The line containing "Give me the" and every line after it, through the last, are to be extracted exactly; no other lines belong in the answer.
--- start Records provided ---
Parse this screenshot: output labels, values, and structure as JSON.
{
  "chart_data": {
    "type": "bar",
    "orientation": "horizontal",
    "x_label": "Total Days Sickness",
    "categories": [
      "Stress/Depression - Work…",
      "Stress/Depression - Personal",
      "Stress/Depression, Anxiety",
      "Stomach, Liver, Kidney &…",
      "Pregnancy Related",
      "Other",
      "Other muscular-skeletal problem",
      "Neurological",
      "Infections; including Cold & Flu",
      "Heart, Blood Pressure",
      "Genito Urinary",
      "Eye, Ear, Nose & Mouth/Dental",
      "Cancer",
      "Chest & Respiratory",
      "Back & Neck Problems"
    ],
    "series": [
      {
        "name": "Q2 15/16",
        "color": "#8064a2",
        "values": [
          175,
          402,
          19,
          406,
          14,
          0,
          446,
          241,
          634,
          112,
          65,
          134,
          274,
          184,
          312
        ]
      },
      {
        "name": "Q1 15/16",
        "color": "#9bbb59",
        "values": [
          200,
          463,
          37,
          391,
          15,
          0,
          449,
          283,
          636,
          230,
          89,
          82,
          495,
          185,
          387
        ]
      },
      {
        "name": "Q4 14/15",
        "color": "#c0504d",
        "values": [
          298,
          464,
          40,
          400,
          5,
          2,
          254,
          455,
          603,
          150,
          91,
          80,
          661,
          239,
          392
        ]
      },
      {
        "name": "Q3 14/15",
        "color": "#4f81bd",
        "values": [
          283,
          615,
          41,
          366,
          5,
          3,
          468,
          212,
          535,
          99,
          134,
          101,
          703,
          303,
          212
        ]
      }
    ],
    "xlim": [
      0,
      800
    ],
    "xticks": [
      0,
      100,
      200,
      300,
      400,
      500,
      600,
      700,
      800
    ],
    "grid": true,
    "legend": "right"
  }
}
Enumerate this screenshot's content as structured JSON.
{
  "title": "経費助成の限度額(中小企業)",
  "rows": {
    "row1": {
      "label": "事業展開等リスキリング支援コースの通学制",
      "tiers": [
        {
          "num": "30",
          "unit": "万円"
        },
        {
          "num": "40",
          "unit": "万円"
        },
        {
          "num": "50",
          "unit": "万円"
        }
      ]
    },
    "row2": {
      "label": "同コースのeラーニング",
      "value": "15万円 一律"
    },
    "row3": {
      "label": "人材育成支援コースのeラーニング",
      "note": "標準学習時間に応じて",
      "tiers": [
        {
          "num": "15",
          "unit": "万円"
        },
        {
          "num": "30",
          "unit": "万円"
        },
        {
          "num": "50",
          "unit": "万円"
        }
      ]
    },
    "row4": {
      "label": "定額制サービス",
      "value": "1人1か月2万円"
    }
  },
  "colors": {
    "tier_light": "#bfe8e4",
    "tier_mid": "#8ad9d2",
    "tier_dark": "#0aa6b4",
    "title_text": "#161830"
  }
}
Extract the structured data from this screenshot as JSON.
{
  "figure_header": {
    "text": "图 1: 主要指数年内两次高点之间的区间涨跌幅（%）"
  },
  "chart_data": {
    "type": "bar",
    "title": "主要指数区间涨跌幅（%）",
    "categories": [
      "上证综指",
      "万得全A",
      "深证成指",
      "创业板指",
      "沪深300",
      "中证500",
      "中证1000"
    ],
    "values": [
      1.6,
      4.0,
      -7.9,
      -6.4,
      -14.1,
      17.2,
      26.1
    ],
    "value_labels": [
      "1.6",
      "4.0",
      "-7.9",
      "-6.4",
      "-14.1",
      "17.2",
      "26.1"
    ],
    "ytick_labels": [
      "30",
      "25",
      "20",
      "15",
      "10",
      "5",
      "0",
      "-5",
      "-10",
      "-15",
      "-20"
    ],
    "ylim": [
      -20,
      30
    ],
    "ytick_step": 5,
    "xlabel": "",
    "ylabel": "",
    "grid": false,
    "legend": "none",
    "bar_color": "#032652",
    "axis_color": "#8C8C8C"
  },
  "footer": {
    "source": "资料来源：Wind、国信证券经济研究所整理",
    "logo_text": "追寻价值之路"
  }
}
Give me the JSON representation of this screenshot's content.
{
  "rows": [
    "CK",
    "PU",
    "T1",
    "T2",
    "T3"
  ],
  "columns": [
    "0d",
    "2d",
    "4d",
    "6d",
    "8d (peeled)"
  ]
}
--- end Records provided ---
| Solution to the problem |
Give me the JSON representation of this screenshot's content.
{
  "rows": [
    "CK",
    "PU",
    "T1",
    "T2",
    "T3"
  ],
  "columns": [
    "0d",
    "2d",
    "4d",
    "6d",
    "8d (peeled)"
  ]
}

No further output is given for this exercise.